# SUPPLIED MATERIAL:
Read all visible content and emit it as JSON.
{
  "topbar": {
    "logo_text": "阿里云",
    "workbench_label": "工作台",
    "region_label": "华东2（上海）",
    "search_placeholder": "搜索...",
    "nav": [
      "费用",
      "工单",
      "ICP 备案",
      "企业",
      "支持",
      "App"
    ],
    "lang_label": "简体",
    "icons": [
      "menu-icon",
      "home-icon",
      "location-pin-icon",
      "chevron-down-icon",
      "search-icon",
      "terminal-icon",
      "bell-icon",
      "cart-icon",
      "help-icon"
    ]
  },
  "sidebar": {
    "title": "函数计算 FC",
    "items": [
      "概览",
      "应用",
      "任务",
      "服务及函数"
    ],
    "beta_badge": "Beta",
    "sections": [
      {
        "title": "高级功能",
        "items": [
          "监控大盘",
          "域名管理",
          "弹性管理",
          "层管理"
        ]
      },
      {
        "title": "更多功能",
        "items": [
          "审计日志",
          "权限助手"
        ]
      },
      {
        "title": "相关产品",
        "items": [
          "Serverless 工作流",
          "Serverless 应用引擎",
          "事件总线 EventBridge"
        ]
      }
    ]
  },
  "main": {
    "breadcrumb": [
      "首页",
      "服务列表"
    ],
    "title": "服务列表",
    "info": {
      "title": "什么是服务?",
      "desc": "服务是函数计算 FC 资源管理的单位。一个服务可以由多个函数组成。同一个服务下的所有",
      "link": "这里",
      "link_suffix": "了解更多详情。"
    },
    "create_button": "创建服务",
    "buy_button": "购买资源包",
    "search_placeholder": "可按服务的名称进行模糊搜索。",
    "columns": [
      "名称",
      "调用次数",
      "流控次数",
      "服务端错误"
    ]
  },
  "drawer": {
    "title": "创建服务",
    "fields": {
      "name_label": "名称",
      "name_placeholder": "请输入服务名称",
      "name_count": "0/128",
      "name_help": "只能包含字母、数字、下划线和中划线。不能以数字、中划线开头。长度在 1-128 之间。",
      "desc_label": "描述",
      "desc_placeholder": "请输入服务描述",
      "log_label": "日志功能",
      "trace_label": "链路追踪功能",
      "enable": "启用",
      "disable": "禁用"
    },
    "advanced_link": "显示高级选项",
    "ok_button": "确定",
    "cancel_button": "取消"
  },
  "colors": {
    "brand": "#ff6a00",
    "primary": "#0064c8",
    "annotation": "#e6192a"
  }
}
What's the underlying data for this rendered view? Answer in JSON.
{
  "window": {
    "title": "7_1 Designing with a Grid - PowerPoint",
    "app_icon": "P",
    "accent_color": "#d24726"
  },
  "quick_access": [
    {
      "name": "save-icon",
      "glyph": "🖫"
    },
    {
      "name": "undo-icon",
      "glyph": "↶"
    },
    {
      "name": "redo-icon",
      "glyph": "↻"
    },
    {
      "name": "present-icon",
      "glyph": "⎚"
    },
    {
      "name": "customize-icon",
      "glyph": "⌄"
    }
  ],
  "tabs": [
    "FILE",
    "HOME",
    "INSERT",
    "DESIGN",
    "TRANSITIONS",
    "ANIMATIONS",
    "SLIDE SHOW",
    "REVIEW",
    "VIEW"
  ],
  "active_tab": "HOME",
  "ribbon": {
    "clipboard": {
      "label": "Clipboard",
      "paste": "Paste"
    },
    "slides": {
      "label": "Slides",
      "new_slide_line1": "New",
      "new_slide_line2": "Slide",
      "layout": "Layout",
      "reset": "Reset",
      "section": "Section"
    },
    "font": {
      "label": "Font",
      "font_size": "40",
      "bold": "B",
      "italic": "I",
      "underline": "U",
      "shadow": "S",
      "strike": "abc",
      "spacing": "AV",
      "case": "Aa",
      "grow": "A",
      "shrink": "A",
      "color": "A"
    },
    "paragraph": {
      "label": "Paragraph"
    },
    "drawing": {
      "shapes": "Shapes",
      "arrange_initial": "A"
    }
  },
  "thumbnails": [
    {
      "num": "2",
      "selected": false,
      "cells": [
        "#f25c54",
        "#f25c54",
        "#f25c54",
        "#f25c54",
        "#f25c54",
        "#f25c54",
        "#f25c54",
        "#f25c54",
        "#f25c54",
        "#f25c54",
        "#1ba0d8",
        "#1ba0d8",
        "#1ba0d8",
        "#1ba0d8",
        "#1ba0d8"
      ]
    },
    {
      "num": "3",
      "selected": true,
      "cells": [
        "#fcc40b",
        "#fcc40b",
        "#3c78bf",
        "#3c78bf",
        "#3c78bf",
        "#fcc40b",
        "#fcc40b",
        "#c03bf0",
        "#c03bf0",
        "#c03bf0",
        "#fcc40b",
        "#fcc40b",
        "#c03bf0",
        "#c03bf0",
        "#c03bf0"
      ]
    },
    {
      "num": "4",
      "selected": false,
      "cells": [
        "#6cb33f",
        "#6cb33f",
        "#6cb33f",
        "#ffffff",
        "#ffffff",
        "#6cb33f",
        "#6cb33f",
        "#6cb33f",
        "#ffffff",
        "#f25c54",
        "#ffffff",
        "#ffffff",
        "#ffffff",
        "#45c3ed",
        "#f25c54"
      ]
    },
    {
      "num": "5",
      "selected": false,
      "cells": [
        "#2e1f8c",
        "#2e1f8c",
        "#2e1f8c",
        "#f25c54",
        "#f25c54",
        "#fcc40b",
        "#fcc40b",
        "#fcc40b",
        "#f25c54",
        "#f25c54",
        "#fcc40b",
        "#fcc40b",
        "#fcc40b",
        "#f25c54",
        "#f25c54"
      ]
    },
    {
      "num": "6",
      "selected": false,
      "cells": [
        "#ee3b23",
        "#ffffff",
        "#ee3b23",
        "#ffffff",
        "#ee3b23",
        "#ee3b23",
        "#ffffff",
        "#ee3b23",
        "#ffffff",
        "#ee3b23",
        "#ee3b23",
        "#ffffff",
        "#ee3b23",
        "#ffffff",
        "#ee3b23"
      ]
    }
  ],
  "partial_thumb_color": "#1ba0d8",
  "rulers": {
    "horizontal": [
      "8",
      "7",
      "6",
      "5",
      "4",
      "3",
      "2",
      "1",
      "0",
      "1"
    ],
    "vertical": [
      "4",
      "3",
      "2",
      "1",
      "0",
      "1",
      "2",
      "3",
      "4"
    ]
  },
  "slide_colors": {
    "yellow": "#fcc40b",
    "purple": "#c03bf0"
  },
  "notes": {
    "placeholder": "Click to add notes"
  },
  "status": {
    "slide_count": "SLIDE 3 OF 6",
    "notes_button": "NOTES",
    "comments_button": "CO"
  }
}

# WHAT THE TASK ASKS:
Write out the listing once more, matching it exactly.

# OUTPUT FOR THIS EXERCISE:
Read all visible content and emit it as JSON.
{
  "topbar": {
    "logo_text": "阿里云",
    "workbench_label": "工作台",
    "region_label": "华东2（上海）",
    "search_placeholder": "搜索...",
    "nav": [
      "费用",
      "工单",
      "ICP 备案",
      "企业",
      "支持",
      "App"
    ],
    "lang_label": "简体",
    "icons": [
      "menu-icon",
      "home-icon",
      "location-pin-icon",
      "chevron-down-icon",
      "search-icon",
      "terminal-icon",
      "bell-icon",
      "cart-icon",
      "help-icon"
    ]
  },
  "sidebar": {
    "title": "函数计算 FC",
    "items": [
      "概览",
      "应用",
      "任务",
      "服务及函数"
    ],
    "beta_badge": "Beta",
    "sections": [
      {
        "title": "高级功能",
        "items": [
          "监控大盘",
          "域名管理",
          "弹性管理",
          "层管理"
        ]
      },
      {
        "title": "更多功能",
        "items": [
          "审计日志",
          "权限助手"
        ]
      },
      {
        "title": "相关产品",
        "items": [
          "Serverless 工作流",
          "Serverless 应用引擎",
          "事件总线 EventBridge"
        ]
      }
    ]
  },
  "main": {
    "breadcrumb": [
      "首页",
      "服务列表"
    ],
    "title": "服务列表",
    "info": {
      "title": "什么是服务?",
      "desc": "服务是函数计算 FC 资源管理的单位。一个服务可以由多个函数组成。同一个服务下的所有",
      "link": "这里",
      "link_suffix": "了解更多详情。"
    },
    "create_button": "创建服务",
    "buy_button": "购买资源包",
    "search_placeholder": "可按服务的名称进行模糊搜索。",
    "columns": [
      "名称",
      "调用次数",
      "流控次数",
      "服务端错误"
    ]
  },
  "drawer": {
    "title": "创建服务",
    "fields": {
      "name_label": "名称",
      "name_placeholder": "请输入服务名称",
      "name_count": "0/128",
      "name_help": "只能包含字母、数字、下划线和中划线。不能以数字、中划线开头。长度在 1-128 之间。",
      "desc_label": "描述",
      "desc_placeholder": "请输入服务描述",
      "log_label": "日志功能",
      "trace_label": "链路追踪功能",
      "enable": "启用",
      "disable": "禁用"
    },
    "advanced_link": "显示高级选项",
    "ok_button": "确定",
    "cancel_button": "取消"
  },
  "colors": {
    "brand": "#ff6a00",
    "primary": "#0064c8",
    "annotation": "#e6192a"
  }
}
What's the underlying data for this rendered view? Answer in JSON.
{
  "window": {
    "title": "7_1 Designing with a Grid - PowerPoint",
    "app_icon": "P",
    "accent_color": "#d24726"
  },
  "quick_access": [
    {
      "name": "save-icon",
      "glyph": "🖫"
    },
    {
      "name": "undo-icon",
      "glyph": "↶"
    },
    {
      "name": "redo-icon",
      "glyph": "↻"
    },
    {
      "name": "present-icon",
      "glyph": "⎚"
    },
    {
      "name": "customize-icon",
      "glyph": "⌄"
    }
  ],
  "tabs": [
    "FILE",
    "HOME",
    "INSERT",
    "DESIGN",
    "TRANSITIONS",
    "ANIMATIONS",
    "SLIDE SHOW",
    "REVIEW",
    "VIEW"
  ],
  "active_tab": "HOME",
  "ribbon": {
    "clipboard": {
      "label": "Clipboard",
      "paste": "Paste"
    },
    "slides": {
      "label": "Slides",
      "new_slide_line1": "New",
      "new_slide_line2": "Slide",
      "layout": "Layout",
      "reset": "Reset",
      "section": "Section"
    },
    "font": {
      "label": "Font",
      "font_size": "40",
      "bold": "B",
      "italic": "I",
      "underline": "U",
      "shadow": "S",
      "strike": "abc",
      "spacing": "AV",
      "case": "Aa",
      "grow": "A",
      "shrink": "A",
      "color": "A"
    },
    "paragraph": {
      "label": "Paragraph"
    },
    "drawing": {
      "shapes": "Shapes",
      "arrange_initial": "A"
    }
  },
  "thumbnails": [
    {
      "num": "2",
      "selected": false,
      "cells": [
        "#f25c54",
        "#f25c54",
        "#f25c54",
        "#f25c54",
        "#f25c54",
        "#f25c54",
        "#f25c54",
        "#f25c54",
        "#f25c54",
        "#f25c54",
        "#1ba0d8",
        "#1ba0d8",
        "#1ba0d8",
        "#1ba0d8",
        "#1ba0d8"
      ]
    },
    {
      "num": "3",
      "selected": true,
      "cells": [
        "#fcc40b",
        "#fcc40b",
        "#3c78bf",
        "#3c78bf",
        "#3c78bf",
        "#fcc40b",
        "#fcc40b",
        "#c03bf0",
        "#c03bf0",
        "#c03bf0",
        "#fcc40b",
        "#fcc40b",
        "#c03bf0",
        "#c03bf0",
        "#c03bf0"
      ]
    },
    {
      "num": "4",
      "selected": false,
      "cells": [
        "#6cb33f",
        "#6cb33f",
        "#6cb33f",
        "#ffffff",
        "#ffffff",
        "#6cb33f",
        "#6cb33f",
        "#6cb33f",
        "#ffffff",
        "#f25c54",
        "#ffffff",
        "#ffffff",
        "#ffffff",
        "#45c3ed",
        "#f25c54"
      ]
    },
    {
      "num": "5",
      "selected": false,
      "cells": [
        "#2e1f8c",
        "#2e1f8c",
        "#2e1f8c",
        "#f25c54",
        "#f25c54",
        "#fcc40b",
        "#fcc40b",
        "#fcc40b",
        "#f25c54",
        "#f25c54",
        "#fcc40b",
        "#fcc40b",
        "#fcc40b",
        "#f25c54",
        "#f25c54"
      ]
    },
    {
      "num": "6",
      "selected": false,
      "cells": [
        "#ee3b23",
        "#ffffff",
        "#ee3b23",
        "#ffffff",
        "#ee3b23",
        "#ee3b23",
        "#ffffff",
        "#ee3b23",
        "#ffffff",
        "#ee3b23",
        "#ee3b23",
        "#ffffff",
        "#ee3b23",
        "#ffffff",
        "#ee3b23"
      ]
    }
  ],
  "partial_thumb_color": "#1ba0d8",
  "rulers": {
    "horizontal": [
      "8",
      "7",
      "6",
      "5",
      "4",
      "3",
      "2",
      "1",
      "0",
      "1"
    ],
    "vertical": [
      "4",
      "3",
      "2",
      "1",
      "0",
      "1",
      "2",
      "3",
      "4"
    ]
  },
  "slide_colors": {
    "yellow": "#fcc40b",
    "purple": "#c03bf0"
  },
  "notes": {
    "placeholder": "Click to add notes"
  },
  "status": {
    "slide_count": "SLIDE 3 OF 6",
    "notes_button": "NOTES",
    "comments_button": "CO"
  }
}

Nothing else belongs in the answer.